### Exercise goal
Look at each line of the records and count those with "واغتسال" in them. Please answer with the count alone.

### Stored entries
:::::
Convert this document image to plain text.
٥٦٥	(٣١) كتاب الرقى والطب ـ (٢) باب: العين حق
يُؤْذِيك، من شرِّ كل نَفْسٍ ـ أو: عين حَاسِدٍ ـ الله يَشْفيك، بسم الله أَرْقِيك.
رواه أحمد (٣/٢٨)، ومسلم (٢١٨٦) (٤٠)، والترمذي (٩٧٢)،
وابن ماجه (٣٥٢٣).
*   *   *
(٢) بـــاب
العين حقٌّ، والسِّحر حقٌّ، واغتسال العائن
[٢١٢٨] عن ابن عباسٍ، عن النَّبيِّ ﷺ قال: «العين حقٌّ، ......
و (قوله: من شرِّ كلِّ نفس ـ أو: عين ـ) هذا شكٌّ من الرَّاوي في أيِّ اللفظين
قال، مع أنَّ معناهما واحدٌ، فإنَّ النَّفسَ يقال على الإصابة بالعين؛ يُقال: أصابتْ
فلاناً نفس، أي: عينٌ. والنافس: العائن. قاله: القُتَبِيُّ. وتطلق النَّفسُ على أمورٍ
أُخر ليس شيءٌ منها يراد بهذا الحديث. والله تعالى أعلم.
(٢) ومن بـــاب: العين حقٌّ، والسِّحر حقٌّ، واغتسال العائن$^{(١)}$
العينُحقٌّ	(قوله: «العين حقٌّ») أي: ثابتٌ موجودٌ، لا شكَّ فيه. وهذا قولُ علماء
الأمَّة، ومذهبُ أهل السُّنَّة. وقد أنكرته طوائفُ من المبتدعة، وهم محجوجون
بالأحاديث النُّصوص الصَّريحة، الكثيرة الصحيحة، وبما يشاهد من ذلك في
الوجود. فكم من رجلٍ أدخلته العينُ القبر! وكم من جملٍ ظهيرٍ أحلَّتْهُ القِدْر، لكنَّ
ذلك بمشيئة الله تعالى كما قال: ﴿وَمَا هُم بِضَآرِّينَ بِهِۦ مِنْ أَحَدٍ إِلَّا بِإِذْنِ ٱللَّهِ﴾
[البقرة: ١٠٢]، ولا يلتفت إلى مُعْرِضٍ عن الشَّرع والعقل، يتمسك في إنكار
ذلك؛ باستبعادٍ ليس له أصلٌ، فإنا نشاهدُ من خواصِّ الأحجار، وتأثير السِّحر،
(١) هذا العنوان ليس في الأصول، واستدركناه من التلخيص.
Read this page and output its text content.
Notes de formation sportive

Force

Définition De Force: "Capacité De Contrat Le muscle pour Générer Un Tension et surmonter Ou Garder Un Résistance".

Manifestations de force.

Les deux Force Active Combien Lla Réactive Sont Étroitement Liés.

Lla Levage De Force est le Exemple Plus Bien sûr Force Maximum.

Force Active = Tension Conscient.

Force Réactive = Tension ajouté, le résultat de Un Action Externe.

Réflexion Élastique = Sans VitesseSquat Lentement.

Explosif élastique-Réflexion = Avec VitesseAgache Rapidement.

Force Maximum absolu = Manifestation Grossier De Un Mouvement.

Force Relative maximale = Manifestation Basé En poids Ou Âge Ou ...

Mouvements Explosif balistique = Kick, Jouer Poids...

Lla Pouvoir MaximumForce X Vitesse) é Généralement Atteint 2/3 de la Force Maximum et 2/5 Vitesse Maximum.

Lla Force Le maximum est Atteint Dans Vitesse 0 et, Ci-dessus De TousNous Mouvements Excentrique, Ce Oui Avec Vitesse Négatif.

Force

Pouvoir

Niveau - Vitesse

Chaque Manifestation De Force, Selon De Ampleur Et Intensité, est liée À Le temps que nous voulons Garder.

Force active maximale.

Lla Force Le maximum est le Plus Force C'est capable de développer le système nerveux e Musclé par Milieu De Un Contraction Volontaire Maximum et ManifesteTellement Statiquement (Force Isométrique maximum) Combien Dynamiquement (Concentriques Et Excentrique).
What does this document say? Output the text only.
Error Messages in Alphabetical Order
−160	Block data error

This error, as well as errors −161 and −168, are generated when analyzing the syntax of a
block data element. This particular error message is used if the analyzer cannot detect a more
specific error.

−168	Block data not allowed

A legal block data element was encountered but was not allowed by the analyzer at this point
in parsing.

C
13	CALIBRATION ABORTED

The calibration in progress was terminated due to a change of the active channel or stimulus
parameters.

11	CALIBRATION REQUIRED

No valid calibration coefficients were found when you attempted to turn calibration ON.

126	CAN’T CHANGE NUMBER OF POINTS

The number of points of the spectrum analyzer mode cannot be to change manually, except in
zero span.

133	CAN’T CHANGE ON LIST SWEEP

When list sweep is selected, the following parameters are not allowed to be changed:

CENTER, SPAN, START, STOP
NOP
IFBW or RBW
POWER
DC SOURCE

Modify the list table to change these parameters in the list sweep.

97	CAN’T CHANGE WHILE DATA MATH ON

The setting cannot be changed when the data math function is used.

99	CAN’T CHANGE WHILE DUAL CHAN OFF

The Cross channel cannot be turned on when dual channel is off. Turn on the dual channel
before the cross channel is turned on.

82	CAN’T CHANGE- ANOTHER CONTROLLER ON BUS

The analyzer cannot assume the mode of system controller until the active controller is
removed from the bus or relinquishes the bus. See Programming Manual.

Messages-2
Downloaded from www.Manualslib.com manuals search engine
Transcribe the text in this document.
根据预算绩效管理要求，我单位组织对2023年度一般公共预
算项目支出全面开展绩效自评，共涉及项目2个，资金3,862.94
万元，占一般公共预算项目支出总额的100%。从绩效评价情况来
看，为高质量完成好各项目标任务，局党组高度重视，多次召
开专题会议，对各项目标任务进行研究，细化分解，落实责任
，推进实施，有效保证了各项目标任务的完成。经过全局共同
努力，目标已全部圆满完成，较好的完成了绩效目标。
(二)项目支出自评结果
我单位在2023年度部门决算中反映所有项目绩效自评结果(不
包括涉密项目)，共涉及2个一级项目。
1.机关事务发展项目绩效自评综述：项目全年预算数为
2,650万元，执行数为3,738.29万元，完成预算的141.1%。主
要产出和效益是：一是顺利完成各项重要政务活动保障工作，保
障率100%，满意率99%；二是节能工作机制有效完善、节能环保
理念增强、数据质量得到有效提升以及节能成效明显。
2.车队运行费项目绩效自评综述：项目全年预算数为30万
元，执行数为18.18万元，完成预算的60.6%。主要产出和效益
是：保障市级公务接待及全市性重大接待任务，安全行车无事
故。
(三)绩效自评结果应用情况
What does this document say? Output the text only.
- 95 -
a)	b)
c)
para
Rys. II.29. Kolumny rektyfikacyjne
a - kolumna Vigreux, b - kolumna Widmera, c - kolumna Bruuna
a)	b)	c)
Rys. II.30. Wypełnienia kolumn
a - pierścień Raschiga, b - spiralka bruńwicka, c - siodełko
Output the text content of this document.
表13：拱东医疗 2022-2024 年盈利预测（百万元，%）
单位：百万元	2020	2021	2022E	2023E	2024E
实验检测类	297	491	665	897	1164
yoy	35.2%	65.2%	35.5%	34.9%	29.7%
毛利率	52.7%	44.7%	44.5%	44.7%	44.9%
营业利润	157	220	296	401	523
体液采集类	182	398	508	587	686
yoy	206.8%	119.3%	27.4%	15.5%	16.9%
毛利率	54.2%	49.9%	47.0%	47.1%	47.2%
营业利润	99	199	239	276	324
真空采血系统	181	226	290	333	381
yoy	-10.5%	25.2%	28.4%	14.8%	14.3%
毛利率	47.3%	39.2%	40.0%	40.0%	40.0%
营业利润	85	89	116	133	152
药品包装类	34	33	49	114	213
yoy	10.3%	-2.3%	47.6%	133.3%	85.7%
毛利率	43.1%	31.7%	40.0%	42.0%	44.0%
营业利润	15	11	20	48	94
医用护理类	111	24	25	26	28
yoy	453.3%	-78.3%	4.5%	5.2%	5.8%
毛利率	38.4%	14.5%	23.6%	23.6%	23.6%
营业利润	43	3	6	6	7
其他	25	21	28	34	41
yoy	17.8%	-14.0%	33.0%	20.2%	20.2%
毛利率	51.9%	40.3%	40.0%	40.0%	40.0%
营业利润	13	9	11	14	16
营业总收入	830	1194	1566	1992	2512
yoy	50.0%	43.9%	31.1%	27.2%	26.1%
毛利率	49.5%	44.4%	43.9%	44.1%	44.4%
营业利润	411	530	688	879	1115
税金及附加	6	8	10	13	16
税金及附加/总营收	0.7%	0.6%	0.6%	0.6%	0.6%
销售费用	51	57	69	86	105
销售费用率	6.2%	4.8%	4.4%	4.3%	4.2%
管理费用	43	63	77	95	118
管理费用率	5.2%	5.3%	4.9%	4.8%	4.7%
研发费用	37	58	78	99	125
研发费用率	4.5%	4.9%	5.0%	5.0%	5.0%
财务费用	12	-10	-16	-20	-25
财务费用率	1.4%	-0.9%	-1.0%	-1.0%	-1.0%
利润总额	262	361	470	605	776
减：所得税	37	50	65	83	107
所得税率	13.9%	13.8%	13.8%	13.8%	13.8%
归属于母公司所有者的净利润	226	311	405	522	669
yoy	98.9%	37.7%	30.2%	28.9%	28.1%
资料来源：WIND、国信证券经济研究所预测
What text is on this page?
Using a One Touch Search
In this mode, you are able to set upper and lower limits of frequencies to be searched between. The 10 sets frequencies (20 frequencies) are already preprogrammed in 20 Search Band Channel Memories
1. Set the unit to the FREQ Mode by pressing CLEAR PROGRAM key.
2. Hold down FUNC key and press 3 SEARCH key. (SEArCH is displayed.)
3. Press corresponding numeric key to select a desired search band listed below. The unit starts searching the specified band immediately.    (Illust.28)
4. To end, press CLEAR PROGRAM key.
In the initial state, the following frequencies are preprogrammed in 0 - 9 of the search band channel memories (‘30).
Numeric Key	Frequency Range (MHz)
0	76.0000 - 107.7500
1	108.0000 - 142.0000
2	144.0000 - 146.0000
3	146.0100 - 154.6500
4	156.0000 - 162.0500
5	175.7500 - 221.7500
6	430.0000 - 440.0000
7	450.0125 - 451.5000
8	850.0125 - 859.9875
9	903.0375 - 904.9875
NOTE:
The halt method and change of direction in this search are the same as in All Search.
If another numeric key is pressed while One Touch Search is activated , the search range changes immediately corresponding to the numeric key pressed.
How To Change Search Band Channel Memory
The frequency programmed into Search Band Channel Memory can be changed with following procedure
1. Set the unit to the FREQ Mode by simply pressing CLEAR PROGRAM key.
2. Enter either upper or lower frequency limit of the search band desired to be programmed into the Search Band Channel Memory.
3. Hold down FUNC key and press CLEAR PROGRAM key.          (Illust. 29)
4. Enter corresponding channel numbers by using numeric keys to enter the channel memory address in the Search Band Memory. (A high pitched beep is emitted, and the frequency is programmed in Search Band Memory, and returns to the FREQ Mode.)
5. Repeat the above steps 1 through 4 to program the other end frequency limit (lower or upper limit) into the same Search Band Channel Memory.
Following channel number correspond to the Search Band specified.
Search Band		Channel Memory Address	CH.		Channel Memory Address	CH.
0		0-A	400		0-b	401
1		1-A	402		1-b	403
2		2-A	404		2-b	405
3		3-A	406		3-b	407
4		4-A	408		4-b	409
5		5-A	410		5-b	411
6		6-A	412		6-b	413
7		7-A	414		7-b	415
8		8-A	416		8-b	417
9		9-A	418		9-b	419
:::::
### The solution
2